> Written exercise
Can you print the data exactly and leave out each image?

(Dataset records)
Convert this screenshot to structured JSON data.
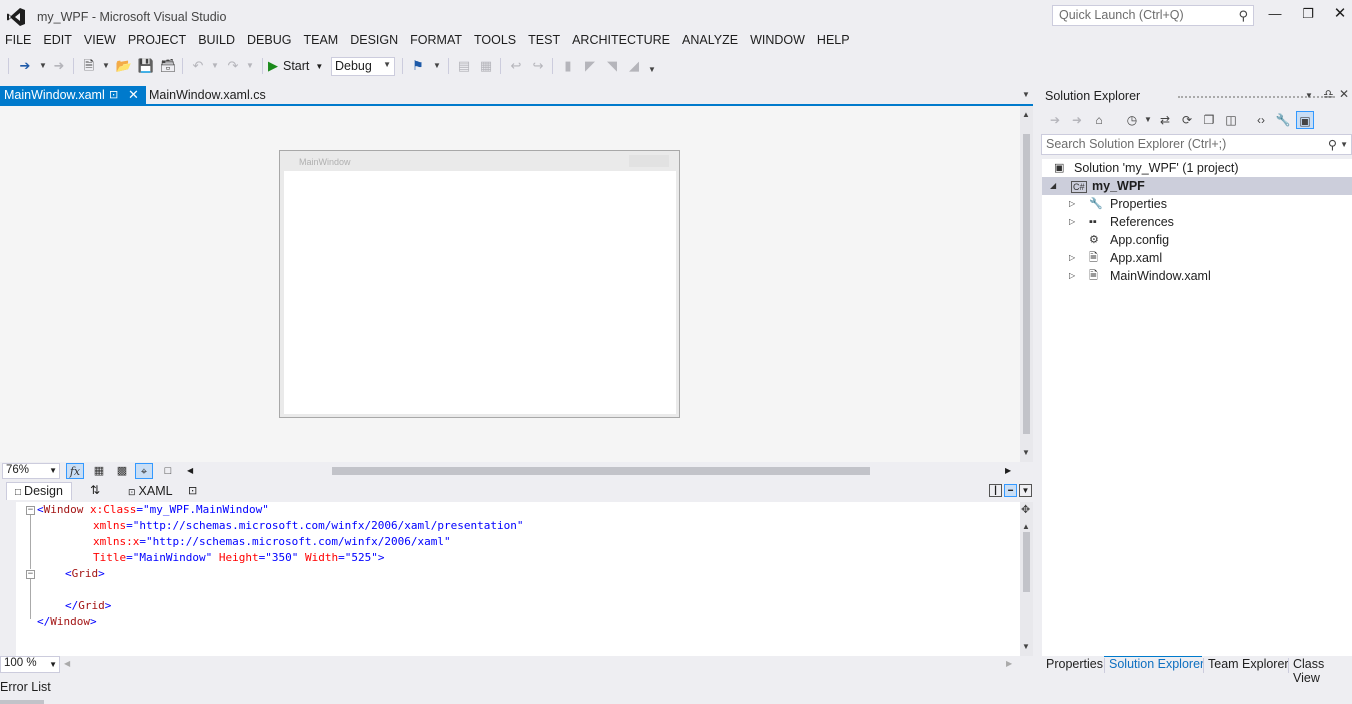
{
  "window": {
    "title": "my_WPF - Microsoft Visual Studio",
    "quick_launch_placeholder": "Quick Launch (Ctrl+Q)"
  },
  "menu": [
    "FILE",
    "EDIT",
    "VIEW",
    "PROJECT",
    "BUILD",
    "DEBUG",
    "TEAM",
    "DESIGN",
    "FORMAT",
    "TOOLS",
    "TEST",
    "ARCHITECTURE",
    "ANALYZE",
    "WINDOW",
    "HELP"
  ],
  "toolbar": {
    "start_label": "Start",
    "config_value": "Debug"
  },
  "tabs": {
    "active": "MainWindow.xaml",
    "second": "MainWindow.xaml.cs"
  },
  "designer": {
    "window_title": "MainWindow",
    "zoom": "76%"
  },
  "split": {
    "design_label": "Design",
    "xaml_label": "XAML"
  },
  "code": {
    "line1": {
      "open": "<",
      "tag": "Window",
      "attr": " x:Class",
      "eq": "=",
      "val": "\"my_WPF.MainWindow\""
    },
    "line2": {
      "attr": "xmlns",
      "eq": "=",
      "val": "\"http://schemas.microsoft.com/winfx/2006/xaml/presentation\""
    },
    "line3": {
      "attr": "xmlns:x",
      "eq": "=",
      "val": "\"http://schemas.microsoft.com/winfx/2006/xaml\""
    },
    "line4": {
      "attr1": "Title",
      "val1": "\"MainWindow\"",
      "attr2": " Height",
      "val2": "\"350\"",
      "attr3": " Width",
      "val3": "\"525\"",
      "close": ">"
    },
    "line5": {
      "open": "<",
      "tag": "Grid",
      "close": ">"
    },
    "line7": {
      "open": "</",
      "tag": "Grid",
      "close": ">"
    },
    "line8": {
      "open": "</",
      "tag": "Window",
      "close": ">"
    },
    "eq": "="
  },
  "editor": {
    "zoom": "100 %"
  },
  "bottom": {
    "error_list": "Error List"
  },
  "solution_explorer": {
    "title": "Solution Explorer",
    "search_placeholder": "Search Solution Explorer (Ctrl+;)",
    "solution": "Solution 'my_WPF' (1 project)",
    "project": "my_WPF",
    "items": [
      "Properties",
      "References",
      "App.config",
      "App.xaml",
      "MainWindow.xaml"
    ]
  },
  "panel_tabs": [
    "Properties",
    "Solution Explorer",
    "Team Explorer",
    "Class View"
  ],
  "colors": {
    "accent": "#007acc",
    "background": "#eeeef2",
    "xml_tag": "#a31515",
    "xml_attr": "#ff0000",
    "xml_value": "#0000ff"
  }
}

> Answer for this exercise
Convert this screenshot to structured JSON data.
{
  "window": {
    "title": "my_WPF - Microsoft Visual Studio",
    "quick_launch_placeholder": "Quick Launch (Ctrl+Q)"
  },
  "menu": [
    "FILE",
    "EDIT",
    "VIEW",
    "PROJECT",
    "BUILD",
    "DEBUG",
    "TEAM",
    "DESIGN",
    "FORMAT",
    "TOOLS",
    "TEST",
    "ARCHITECTURE",
    "ANALYZE",
    "WINDOW",
    "HELP"
  ],
  "toolbar": {
    "start_label": "Start",
    "config_value": "Debug"
  },
  "tabs": {
    "active": "MainWindow.xaml",
    "second": "MainWindow.xaml.cs"
  },
  "designer": {
    "window_title": "MainWindow",
    "zoom": "76%"
  },
  "split": {
    "design_label": "Design",
    "xaml_label": "XAML"
  },
  "code": {
    "line1": {
      "open": "<",
      "tag": "Window",
      "attr": " x:Class",
      "eq": "=",
      "val": "\"my_WPF.MainWindow\""
    },
    "line2": {
      "attr": "xmlns",
      "eq": "=",
      "val": "\"http://schemas.microsoft.com/winfx/2006/xaml/presentation\""
    },
    "line3": {
      "attr": "xmlns:x",
      "eq": "=",
      "val": "\"http://schemas.microsoft.com/winfx/2006/xaml\""
    },
    "line4": {
      "attr1": "Title",
      "val1": "\"MainWindow\"",
      "attr2": " Height",
      "val2": "\"350\"",
      "attr3": " Width",
      "val3": "\"525\"",
      "close": ">"
    },
    "line5": {
      "open": "<",
      "tag": "Grid",
      "close": ">"
    },
    "line7": {
      "open": "</",
      "tag": "Grid",
      "close": ">"
    },
    "line8": {
      "open": "</",
      "tag": "Window",
      "close": ">"
    },
    "eq": "="
  },
  "editor": {
    "zoom": "100 %"
  },
  "bottom": {
    "error_list": "Error List"
  },
  "solution_explorer": {
    "title": "Solution Explorer",
    "search_placeholder": "Search Solution Explorer (Ctrl+;)",
    "solution": "Solution 'my_WPF' (1 project)",
    "project": "my_WPF",
    "items": [
      "Properties",
      "References",
      "App.config",
      "App.xaml",
      "MainWindow.xaml"
    ]
  },
  "panel_tabs": [
    "Properties",
    "Solution Explorer",
    "Team Explorer",
    "Class View"
  ],
  "colors": {
    "accent": "#007acc",
    "background": "#eeeef2",
    "xml_tag": "#a31515",
    "xml_attr": "#ff0000",
    "xml_value": "#0000ff"
  }
}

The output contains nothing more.